**Available data:**
----------
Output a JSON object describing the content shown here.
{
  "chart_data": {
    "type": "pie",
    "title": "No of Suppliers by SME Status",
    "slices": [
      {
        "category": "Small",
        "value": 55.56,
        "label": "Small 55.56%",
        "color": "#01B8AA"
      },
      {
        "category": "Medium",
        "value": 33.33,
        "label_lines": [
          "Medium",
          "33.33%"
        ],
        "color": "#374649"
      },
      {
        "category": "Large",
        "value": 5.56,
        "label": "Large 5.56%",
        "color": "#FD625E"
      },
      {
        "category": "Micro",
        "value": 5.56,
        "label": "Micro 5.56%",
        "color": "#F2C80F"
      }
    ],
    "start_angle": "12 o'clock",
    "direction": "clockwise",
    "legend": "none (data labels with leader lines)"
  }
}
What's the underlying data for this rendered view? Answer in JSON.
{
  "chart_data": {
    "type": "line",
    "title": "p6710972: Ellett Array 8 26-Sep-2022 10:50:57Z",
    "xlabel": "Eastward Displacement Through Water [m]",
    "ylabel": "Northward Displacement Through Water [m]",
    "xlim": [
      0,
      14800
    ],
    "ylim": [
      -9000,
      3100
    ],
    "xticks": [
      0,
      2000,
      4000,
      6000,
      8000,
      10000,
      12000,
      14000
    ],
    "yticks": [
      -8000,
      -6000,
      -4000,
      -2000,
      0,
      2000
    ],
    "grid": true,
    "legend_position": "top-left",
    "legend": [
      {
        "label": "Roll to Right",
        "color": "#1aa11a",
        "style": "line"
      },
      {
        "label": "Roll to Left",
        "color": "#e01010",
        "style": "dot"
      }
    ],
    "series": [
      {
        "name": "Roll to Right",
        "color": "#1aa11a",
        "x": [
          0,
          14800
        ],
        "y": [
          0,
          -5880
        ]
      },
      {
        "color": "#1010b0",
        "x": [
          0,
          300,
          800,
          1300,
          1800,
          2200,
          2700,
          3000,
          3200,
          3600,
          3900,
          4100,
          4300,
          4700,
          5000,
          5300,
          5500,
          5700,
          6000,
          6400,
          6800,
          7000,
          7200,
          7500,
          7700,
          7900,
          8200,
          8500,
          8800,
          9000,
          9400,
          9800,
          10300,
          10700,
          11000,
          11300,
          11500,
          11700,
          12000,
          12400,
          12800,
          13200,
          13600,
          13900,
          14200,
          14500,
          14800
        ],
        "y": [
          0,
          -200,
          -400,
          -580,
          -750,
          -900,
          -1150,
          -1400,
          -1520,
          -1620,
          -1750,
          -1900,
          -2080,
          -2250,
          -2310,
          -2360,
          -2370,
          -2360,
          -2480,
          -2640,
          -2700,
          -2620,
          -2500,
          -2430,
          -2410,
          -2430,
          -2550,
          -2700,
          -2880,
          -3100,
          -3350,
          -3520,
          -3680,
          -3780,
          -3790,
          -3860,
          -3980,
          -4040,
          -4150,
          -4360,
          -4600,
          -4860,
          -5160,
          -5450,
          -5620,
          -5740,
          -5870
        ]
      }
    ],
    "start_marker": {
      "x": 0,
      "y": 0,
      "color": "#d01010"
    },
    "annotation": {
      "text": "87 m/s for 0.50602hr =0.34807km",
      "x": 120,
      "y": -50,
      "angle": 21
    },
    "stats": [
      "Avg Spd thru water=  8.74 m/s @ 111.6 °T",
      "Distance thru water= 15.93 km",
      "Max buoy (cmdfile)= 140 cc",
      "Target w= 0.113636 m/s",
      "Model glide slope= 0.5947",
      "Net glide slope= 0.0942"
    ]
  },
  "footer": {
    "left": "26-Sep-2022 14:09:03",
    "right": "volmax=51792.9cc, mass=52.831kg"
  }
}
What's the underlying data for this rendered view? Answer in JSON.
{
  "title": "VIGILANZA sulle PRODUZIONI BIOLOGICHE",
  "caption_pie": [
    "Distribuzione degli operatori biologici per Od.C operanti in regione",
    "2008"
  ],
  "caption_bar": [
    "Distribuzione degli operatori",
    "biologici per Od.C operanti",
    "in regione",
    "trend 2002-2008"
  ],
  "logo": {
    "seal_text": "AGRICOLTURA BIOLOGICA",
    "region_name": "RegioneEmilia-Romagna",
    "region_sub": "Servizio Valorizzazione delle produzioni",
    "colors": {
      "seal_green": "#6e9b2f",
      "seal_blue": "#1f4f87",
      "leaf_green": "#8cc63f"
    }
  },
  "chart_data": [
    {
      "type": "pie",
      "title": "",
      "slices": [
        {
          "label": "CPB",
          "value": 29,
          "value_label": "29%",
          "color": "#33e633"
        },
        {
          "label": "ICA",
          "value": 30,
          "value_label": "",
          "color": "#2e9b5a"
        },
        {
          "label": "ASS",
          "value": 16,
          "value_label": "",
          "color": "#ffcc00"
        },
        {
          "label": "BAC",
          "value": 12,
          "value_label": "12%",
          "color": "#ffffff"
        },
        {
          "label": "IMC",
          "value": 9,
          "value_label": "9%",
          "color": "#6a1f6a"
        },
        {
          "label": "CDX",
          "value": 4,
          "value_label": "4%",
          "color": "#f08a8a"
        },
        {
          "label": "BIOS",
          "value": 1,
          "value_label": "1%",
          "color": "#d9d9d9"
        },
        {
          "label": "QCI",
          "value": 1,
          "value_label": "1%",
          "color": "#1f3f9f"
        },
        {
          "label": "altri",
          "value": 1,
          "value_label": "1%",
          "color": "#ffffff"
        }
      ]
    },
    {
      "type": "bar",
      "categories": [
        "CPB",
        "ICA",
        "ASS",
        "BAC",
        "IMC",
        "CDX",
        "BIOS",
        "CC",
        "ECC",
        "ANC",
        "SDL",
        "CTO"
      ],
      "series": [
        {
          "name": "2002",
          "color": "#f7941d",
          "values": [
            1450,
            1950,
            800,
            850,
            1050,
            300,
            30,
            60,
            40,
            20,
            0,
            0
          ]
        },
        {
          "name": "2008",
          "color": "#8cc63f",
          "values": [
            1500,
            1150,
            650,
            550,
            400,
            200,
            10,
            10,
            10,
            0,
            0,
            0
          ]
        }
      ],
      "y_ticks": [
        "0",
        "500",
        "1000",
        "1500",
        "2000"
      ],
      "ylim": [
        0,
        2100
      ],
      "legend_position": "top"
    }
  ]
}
----------
The records above should be duplicated in full, exactly as given.

Output a JSON object describing the content shown here.
{
  "chart_data": {
    "type": "pie",
    "title": "No of Suppliers by SME Status",
    "slices": [
      {
        "category": "Small",
        "value": 55.56,
        "label": "Small 55.56%",
        "color": "#01B8AA"
      },
      {
        "category": "Medium",
        "value": 33.33,
        "label_lines": [
          "Medium",
          "33.33%"
        ],
        "color": "#374649"
      },
      {
        "category": "Large",
        "value": 5.56,
        "label": "Large 5.56%",
        "color": "#FD625E"
      },
      {
        "category": "Micro",
        "value": 5.56,
        "label": "Micro 5.56%",
        "color": "#F2C80F"
      }
    ],
    "start_angle": "12 o'clock",
    "direction": "clockwise",
    "legend": "none (data labels with leader lines)"
  }
}
What's the underlying data for this rendered view? Answer in JSON.
{
  "chart_data": {
    "type": "line",
    "title": "p6710972: Ellett Array 8 26-Sep-2022 10:50:57Z",
    "xlabel": "Eastward Displacement Through Water [m]",
    "ylabel": "Northward Displacement Through Water [m]",
    "xlim": [
      0,
      14800
    ],
    "ylim": [
      -9000,
      3100
    ],
    "xticks": [
      0,
      2000,
      4000,
      6000,
      8000,
      10000,
      12000,
      14000
    ],
    "yticks": [
      -8000,
      -6000,
      -4000,
      -2000,
      0,
      2000
    ],
    "grid": true,
    "legend_position": "top-left",
    "legend": [
      {
        "label": "Roll to Right",
        "color": "#1aa11a",
        "style": "line"
      },
      {
        "label": "Roll to Left",
        "color": "#e01010",
        "style": "dot"
      }
    ],
    "series": [
      {
        "name": "Roll to Right",
        "color": "#1aa11a",
        "x": [
          0,
          14800
        ],
        "y": [
          0,
          -5880
        ]
      },
      {
        "color": "#1010b0",
        "x": [
          0,
          300,
          800,
          1300,
          1800,
          2200,
          2700,
          3000,
          3200,
          3600,
          3900,
          4100,
          4300,
          4700,
          5000,
          5300,
          5500,
          5700,
          6000,
          6400,
          6800,
          7000,
          7200,
          7500,
          7700,
          7900,
          8200,
          8500,
          8800,
          9000,
          9400,
          9800,
          10300,
          10700,
          11000,
          11300,
          11500,
          11700,
          12000,
          12400,
          12800,
          13200,
          13600,
          13900,
          14200,
          14500,
          14800
        ],
        "y": [
          0,
          -200,
          -400,
          -580,
          -750,
          -900,
          -1150,
          -1400,
          -1520,
          -1620,
          -1750,
          -1900,
          -2080,
          -2250,
          -2310,
          -2360,
          -2370,
          -2360,
          -2480,
          -2640,
          -2700,
          -2620,
          -2500,
          -2430,
          -2410,
          -2430,
          -2550,
          -2700,
          -2880,
          -3100,
          -3350,
          -3520,
          -3680,
          -3780,
          -3790,
          -3860,
          -3980,
          -4040,
          -4150,
          -4360,
          -4600,
          -4860,
          -5160,
          -5450,
          -5620,
          -5740,
          -5870
        ]
      }
    ],
    "start_marker": {
      "x": 0,
      "y": 0,
      "color": "#d01010"
    },
    "annotation": {
      "text": "87 m/s for 0.50602hr =0.34807km",
      "x": 120,
      "y": -50,
      "angle": 21
    },
    "stats": [
      "Avg Spd thru water=  8.74 m/s @ 111.6 °T",
      "Distance thru water= 15.93 km",
      "Max buoy (cmdfile)= 140 cc",
      "Target w= 0.113636 m/s",
      "Model glide slope= 0.5947",
      "Net glide slope= 0.0942"
    ]
  },
  "footer": {
    "left": "26-Sep-2022 14:09:03",
    "right": "volmax=51792.9cc, mass=52.831kg"
  }
}
What's the underlying data for this rendered view? Answer in JSON.
{
  "title": "VIGILANZA sulle PRODUZIONI BIOLOGICHE",
  "caption_pie": [
    "Distribuzione degli operatori biologici per Od.C operanti in regione",
    "2008"
  ],
  "caption_bar": [
    "Distribuzione degli operatori",
    "biologici per Od.C operanti",
    "in regione",
    "trend 2002-2008"
  ],
  "logo": {
    "seal_text": "AGRICOLTURA BIOLOGICA",
    "region_name": "RegioneEmilia-Romagna",
    "region_sub": "Servizio Valorizzazione delle produzioni",
    "colors": {
      "seal_green": "#6e9b2f",
      "seal_blue": "#1f4f87",
      "leaf_green": "#8cc63f"
    }
  },
  "chart_data": [
    {
      "type": "pie",
      "title": "",
      "slices": [
        {
          "label": "CPB",
          "value": 29,
          "value_label": "29%",
          "color": "#33e633"
        },
        {
          "label": "ICA",
          "value": 30,
          "value_label": "",
          "color": "#2e9b5a"
        },
        {
          "label": "ASS",
          "value": 16,
          "value_label": "",
          "color": "#ffcc00"
        },
        {
          "label": "BAC",
          "value": 12,
          "value_label": "12%",
          "color": "#ffffff"
        },
        {
          "label": "IMC",
          "value": 9,
          "value_label": "9%",
          "color": "#6a1f6a"
        },
        {
          "label": "CDX",
          "value": 4,
          "value_label": "4%",
          "color": "#f08a8a"
        },
        {
          "label": "BIOS",
          "value": 1,
          "value_label": "1%",
          "color": "#d9d9d9"
        },
        {
          "label": "QCI",
          "value": 1,
          "value_label": "1%",
          "color": "#1f3f9f"
        },
        {
          "label": "altri",
          "value": 1,
          "value_label": "1%",
          "color": "#ffffff"
        }
      ]
    },
    {
      "type": "bar",
      "categories": [
        "CPB",
        "ICA",
        "ASS",
        "BAC",
        "IMC",
        "CDX",
        "BIOS",
        "CC",
        "ECC",
        "ANC",
        "SDL",
        "CTO"
      ],
      "series": [
        {
          "name": "2002",
          "color": "#f7941d",
          "values": [
            1450,
            1950,
            800,
            850,
            1050,
            300,
            30,
            60,
            40,
            20,
            0,
            0
          ]
        },
        {
          "name": "2008",
          "color": "#8cc63f",
          "values": [
            1500,
            1150,
            650,
            550,
            400,
            200,
            10,
            10,
            10,
            0,
            0,
            0
          ]
        }
      ],
      "y_ticks": [
        "0",
        "500",
        "1000",
        "1500",
        "2000"
      ],
      "ylim": [
        0,
        2100
      ],
      "legend_position": "top"
    }
  ]
}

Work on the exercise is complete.